Objective
Revise the lines in the stretch from the one containing "Detect and localize" through the one containing "x-tick-label-2: 2 <box>102 419 109 433</box>", replacing "Number of processes" with "Process count" and leaving everything else unchanged. Omit the pictures from your answer.

Data in this exercise
+++

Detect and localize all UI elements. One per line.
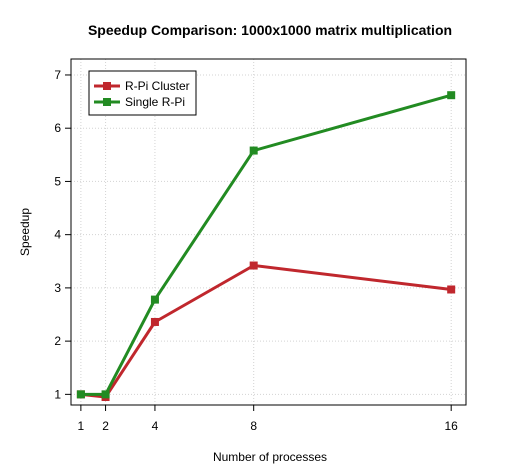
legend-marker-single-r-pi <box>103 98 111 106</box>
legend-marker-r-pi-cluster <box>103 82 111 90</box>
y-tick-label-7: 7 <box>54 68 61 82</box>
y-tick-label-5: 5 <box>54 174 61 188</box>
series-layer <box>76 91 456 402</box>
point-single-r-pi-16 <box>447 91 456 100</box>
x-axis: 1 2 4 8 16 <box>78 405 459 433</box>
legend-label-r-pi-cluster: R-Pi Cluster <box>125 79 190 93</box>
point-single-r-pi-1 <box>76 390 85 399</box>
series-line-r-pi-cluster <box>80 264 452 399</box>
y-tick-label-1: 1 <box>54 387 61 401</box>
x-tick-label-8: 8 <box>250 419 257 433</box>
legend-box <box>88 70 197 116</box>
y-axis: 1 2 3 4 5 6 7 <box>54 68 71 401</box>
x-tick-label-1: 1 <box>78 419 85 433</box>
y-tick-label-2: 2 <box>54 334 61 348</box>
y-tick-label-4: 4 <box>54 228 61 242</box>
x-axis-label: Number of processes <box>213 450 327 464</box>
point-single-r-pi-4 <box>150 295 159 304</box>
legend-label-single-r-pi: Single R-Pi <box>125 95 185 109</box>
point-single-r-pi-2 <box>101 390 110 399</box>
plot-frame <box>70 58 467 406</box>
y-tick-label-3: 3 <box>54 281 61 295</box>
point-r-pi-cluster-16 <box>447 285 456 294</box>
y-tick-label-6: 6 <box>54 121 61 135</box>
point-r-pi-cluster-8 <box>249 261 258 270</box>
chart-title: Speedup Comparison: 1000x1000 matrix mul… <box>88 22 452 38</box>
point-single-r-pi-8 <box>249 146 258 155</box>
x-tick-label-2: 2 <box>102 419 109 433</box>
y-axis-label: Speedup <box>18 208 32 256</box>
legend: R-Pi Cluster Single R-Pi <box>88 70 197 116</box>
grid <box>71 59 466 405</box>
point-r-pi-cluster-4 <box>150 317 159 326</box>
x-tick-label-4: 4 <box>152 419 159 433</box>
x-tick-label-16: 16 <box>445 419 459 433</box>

+++

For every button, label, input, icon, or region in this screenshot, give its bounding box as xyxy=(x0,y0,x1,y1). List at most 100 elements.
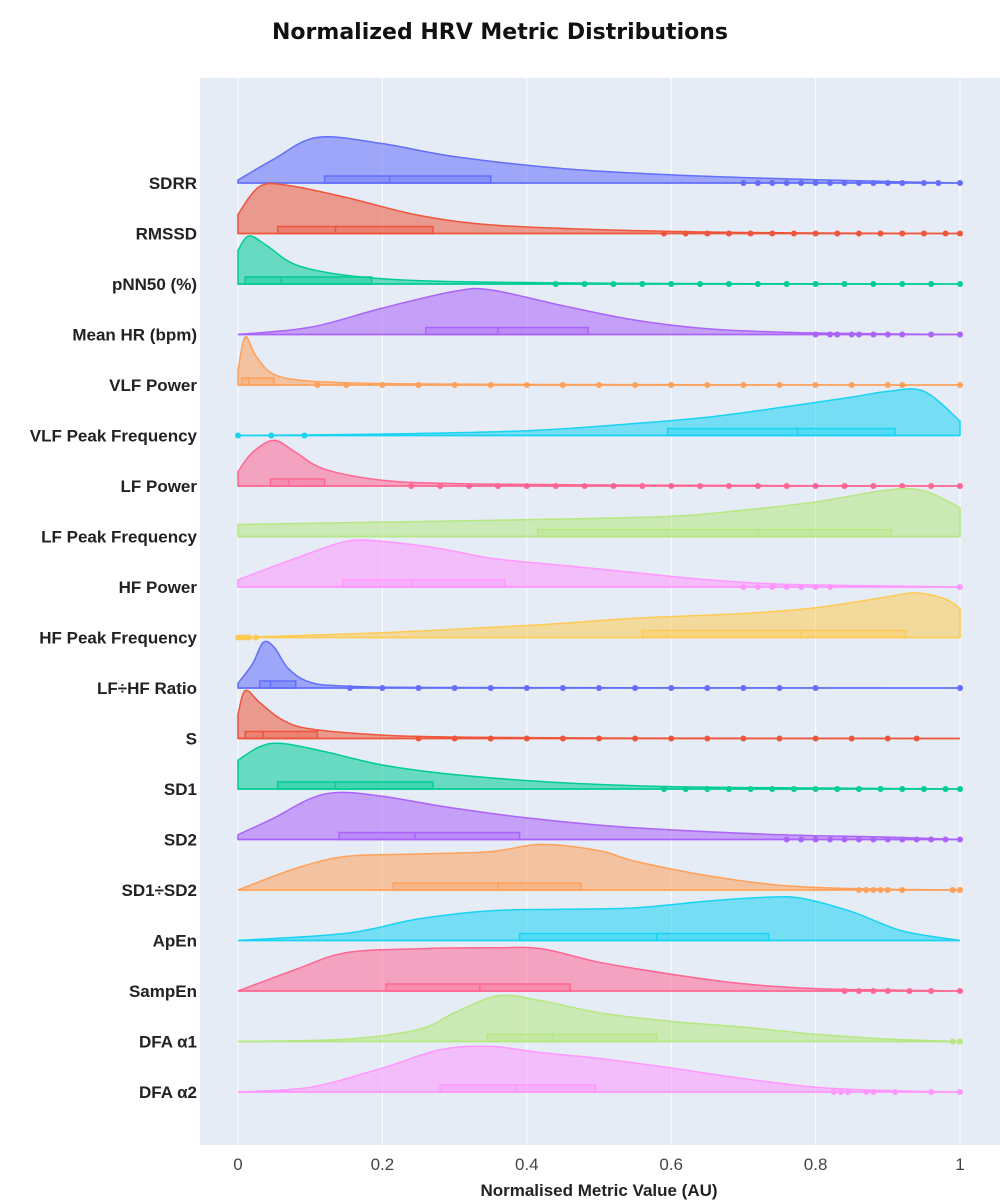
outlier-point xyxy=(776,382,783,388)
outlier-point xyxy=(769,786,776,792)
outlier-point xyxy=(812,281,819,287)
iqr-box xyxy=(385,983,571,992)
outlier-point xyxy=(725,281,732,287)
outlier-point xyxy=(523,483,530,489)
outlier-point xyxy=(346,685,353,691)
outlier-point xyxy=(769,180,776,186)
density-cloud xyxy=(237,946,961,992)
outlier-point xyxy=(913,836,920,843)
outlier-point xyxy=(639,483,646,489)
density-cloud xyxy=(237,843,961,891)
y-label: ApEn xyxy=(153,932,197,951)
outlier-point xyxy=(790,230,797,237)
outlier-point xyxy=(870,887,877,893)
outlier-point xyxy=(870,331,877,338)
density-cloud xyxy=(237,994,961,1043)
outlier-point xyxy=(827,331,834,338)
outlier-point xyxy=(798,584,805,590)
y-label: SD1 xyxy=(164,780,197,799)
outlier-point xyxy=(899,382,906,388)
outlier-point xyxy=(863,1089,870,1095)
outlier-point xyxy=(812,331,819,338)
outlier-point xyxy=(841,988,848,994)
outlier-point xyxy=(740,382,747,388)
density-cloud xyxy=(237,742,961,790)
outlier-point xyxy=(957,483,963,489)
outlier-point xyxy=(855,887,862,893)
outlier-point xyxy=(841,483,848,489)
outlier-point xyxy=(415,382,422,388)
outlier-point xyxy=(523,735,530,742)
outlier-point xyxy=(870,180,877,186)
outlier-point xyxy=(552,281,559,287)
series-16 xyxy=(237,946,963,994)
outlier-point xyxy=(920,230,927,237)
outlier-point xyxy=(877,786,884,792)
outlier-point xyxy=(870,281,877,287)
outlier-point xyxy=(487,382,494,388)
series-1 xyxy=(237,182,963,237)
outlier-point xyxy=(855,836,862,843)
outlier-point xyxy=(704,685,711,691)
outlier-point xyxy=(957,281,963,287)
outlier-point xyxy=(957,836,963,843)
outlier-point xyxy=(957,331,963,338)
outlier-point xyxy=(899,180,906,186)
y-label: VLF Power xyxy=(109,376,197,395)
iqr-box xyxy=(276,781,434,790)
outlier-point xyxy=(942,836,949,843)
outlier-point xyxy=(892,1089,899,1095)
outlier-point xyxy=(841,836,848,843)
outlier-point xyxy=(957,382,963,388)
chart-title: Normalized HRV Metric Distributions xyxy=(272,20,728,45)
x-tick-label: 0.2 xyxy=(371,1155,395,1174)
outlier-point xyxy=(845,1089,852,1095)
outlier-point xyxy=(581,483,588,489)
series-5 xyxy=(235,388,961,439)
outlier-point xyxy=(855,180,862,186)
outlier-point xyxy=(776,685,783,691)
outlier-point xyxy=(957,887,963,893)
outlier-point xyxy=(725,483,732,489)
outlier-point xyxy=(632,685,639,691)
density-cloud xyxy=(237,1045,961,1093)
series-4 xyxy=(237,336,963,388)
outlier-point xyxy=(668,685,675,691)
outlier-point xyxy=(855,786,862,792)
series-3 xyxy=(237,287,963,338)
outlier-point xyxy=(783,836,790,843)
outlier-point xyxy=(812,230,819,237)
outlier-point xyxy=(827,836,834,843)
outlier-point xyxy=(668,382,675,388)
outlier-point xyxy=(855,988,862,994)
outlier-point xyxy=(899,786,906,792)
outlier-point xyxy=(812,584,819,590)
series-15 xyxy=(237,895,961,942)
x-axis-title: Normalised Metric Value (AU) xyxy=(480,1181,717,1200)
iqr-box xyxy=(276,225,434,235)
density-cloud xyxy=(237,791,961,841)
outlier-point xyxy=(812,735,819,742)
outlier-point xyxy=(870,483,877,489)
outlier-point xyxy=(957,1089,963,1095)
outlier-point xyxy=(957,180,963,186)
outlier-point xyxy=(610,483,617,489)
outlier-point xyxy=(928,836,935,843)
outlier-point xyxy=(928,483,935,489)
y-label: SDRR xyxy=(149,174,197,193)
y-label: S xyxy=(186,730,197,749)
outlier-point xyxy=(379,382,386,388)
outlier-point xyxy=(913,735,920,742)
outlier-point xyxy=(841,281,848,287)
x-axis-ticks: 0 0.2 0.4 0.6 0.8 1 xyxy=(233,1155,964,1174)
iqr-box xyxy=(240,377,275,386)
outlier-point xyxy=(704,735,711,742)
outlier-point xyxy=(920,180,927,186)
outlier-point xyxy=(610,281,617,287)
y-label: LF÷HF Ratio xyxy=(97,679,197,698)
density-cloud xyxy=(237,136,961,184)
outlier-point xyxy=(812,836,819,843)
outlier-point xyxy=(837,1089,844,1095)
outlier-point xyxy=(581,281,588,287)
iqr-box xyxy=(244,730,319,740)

+++

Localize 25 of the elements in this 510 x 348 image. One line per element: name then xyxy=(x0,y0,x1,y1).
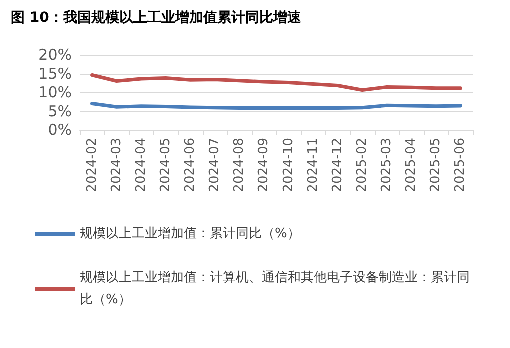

+++

Result of the task
Detect and localize all UI elements. One per line.
legend-marker-single-r-pi <box>103 98 111 106</box>
legend-marker-r-pi-cluster <box>103 82 111 90</box>
y-tick-label-7: 7 <box>54 68 61 82</box>
y-tick-label-5: 5 <box>54 174 61 188</box>
series-layer <box>76 91 456 402</box>
point-single-r-pi-16 <box>447 91 456 100</box>
x-axis: 1 2 4 8 16 <box>78 405 459 433</box>
legend-label-r-pi-cluster: R-Pi Cluster <box>125 79 190 93</box>
point-single-r-pi-1 <box>76 390 85 399</box>
series-line-r-pi-cluster <box>80 264 452 399</box>
y-tick-label-1: 1 <box>54 387 61 401</box>
x-tick-label-8: 8 <box>250 419 257 433</box>
legend-box <box>88 70 197 116</box>
y-axis: 1 2 3 4 5 6 7 <box>54 68 71 401</box>
x-tick-label-1: 1 <box>78 419 85 433</box>
y-tick-label-2: 2 <box>54 334 61 348</box>
y-tick-label-4: 4 <box>54 228 61 242</box>
x-axis-label: Process count <box>213 450 327 464</box>
point-single-r-pi-4 <box>150 295 159 304</box>
legend-label-single-r-pi: Single R-Pi <box>125 95 185 109</box>
point-single-r-pi-2 <box>101 390 110 399</box>
plot-frame <box>70 58 467 406</box>
y-tick-label-3: 3 <box>54 281 61 295</box>
point-r-pi-cluster-16 <box>447 285 456 294</box>
y-tick-label-6: 6 <box>54 121 61 135</box>
point-r-pi-cluster-8 <box>249 261 258 270</box>
chart-title: Speedup Comparison: 1000x1000 matrix mul… <box>88 22 452 38</box>
point-single-r-pi-8 <box>249 146 258 155</box>
x-tick-label-2: 2 <box>102 419 109 433</box>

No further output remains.